* Set task *
Go through the data below and copy it exactly, skipping every picture.

* Records provided *
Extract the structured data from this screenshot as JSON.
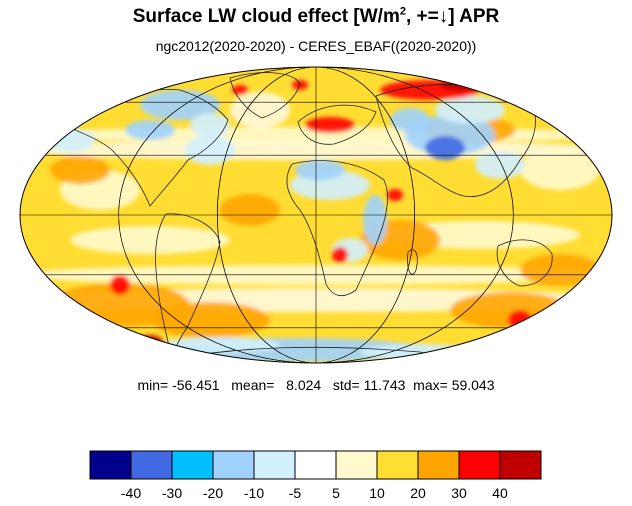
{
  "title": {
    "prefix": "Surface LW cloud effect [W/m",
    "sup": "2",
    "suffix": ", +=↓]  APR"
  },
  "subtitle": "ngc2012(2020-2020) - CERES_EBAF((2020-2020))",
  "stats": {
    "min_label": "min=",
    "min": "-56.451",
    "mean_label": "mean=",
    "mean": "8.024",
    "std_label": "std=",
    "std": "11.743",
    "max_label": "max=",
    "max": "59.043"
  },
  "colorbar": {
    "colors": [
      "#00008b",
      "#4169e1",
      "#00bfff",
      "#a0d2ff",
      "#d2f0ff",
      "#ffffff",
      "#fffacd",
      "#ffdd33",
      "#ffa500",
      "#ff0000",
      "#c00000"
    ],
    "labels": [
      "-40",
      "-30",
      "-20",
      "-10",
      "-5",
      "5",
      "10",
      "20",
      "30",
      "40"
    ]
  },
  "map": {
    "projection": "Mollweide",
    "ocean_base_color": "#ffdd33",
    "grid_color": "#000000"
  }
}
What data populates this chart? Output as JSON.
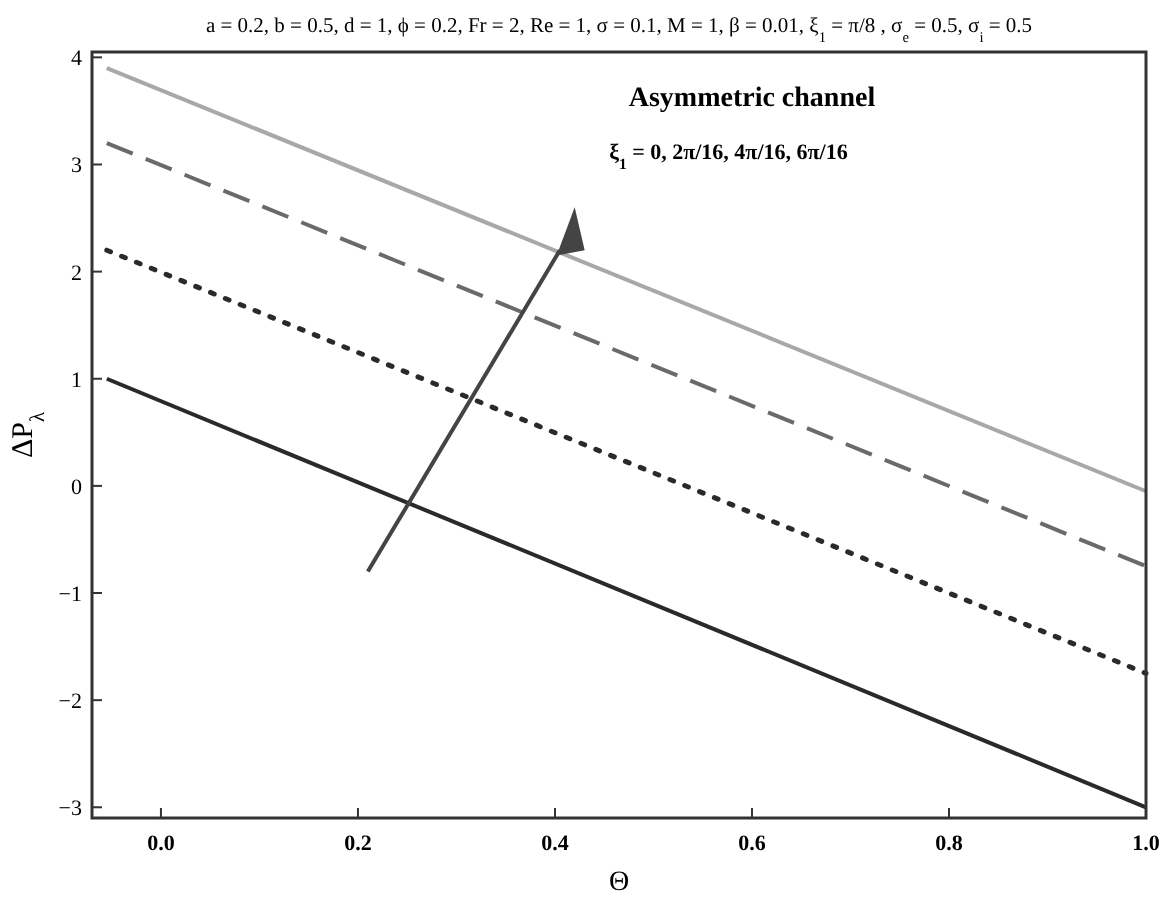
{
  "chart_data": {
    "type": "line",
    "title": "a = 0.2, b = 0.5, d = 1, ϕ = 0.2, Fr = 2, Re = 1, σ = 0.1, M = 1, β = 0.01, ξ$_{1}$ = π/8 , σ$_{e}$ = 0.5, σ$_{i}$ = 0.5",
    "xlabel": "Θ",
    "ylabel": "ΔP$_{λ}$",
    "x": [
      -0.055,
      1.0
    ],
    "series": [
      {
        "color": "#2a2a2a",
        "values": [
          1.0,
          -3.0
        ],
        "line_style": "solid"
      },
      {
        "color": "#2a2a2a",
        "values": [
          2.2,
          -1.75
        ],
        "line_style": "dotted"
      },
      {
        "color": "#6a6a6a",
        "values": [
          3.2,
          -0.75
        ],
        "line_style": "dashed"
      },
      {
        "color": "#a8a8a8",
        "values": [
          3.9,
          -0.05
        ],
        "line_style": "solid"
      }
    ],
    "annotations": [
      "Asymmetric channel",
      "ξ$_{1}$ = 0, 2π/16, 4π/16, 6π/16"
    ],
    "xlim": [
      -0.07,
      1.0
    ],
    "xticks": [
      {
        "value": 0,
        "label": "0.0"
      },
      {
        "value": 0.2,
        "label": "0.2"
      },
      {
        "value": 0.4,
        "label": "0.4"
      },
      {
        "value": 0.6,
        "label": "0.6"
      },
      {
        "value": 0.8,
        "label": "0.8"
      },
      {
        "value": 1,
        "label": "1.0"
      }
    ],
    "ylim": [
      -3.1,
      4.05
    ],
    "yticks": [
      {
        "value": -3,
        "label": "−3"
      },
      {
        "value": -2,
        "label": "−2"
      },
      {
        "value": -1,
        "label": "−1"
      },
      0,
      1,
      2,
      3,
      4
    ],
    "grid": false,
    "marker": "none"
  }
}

* Expected answer *
Extract the structured data from this screenshot as JSON.
{
  "title": {
    "prefix": "Surface LW cloud effect [W/m",
    "sup": "2",
    "suffix": ", +=↓]  APR"
  },
  "subtitle": "ngc2012(2020-2020) - CERES_EBAF((2020-2020))",
  "stats": {
    "min_label": "min=",
    "min": "-56.451",
    "mean_label": "mean=",
    "mean": "8.024",
    "std_label": "std=",
    "std": "11.743",
    "max_label": "max=",
    "max": "59.043"
  },
  "colorbar": {
    "colors": [
      "#00008b",
      "#4169e1",
      "#00bfff",
      "#a0d2ff",
      "#d2f0ff",
      "#ffffff",
      "#fffacd",
      "#ffdd33",
      "#ffa500",
      "#ff0000",
      "#c00000"
    ],
    "labels": [
      "-40",
      "-30",
      "-20",
      "-10",
      "-5",
      "5",
      "10",
      "20",
      "30",
      "40"
    ]
  },
  "map": {
    "projection": "Mollweide",
    "ocean_base_color": "#ffdd33",
    "grid_color": "#000000"
  }
}
What data populates this chart? Output as JSON.
{
  "chart_data": {
    "type": "line",
    "title": "a = 0.2, b = 0.5, d = 1, ϕ = 0.2, Fr = 2, Re = 1, σ = 0.1, M = 1, β = 0.01, ξ$_{1}$ = π/8 , σ$_{e}$ = 0.5, σ$_{i}$ = 0.5",
    "xlabel": "Θ",
    "ylabel": "ΔP$_{λ}$",
    "x": [
      -0.055,
      1.0
    ],
    "series": [
      {
        "color": "#2a2a2a",
        "values": [
          1.0,
          -3.0
        ],
        "line_style": "solid"
      },
      {
        "color": "#2a2a2a",
        "values": [
          2.2,
          -1.75
        ],
        "line_style": "dotted"
      },
      {
        "color": "#6a6a6a",
        "values": [
          3.2,
          -0.75
        ],
        "line_style": "dashed"
      },
      {
        "color": "#a8a8a8",
        "values": [
          3.9,
          -0.05
        ],
        "line_style": "solid"
      }
    ],
    "annotations": [
      "Asymmetric channel",
      "ξ$_{1}$ = 0, 2π/16, 4π/16, 6π/16"
    ],
    "xlim": [
      -0.07,
      1.0
    ],
    "xticks": [
      {
        "value": 0,
        "label": "0.0"
      },
      {
        "value": 0.2,
        "label": "0.2"
      },
      {
        "value": 0.4,
        "label": "0.4"
      },
      {
        "value": 0.6,
        "label": "0.6"
      },
      {
        "value": 0.8,
        "label": "0.8"
      },
      {
        "value": 1,
        "label": "1.0"
      }
    ],
    "ylim": [
      -3.1,
      4.05
    ],
    "yticks": [
      {
        "value": -3,
        "label": "−3"
      },
      {
        "value": -2,
        "label": "−2"
      },
      {
        "value": -1,
        "label": "−1"
      },
      0,
      1,
      2,
      3,
      4
    ],
    "grid": false,
    "marker": "none"
  }
}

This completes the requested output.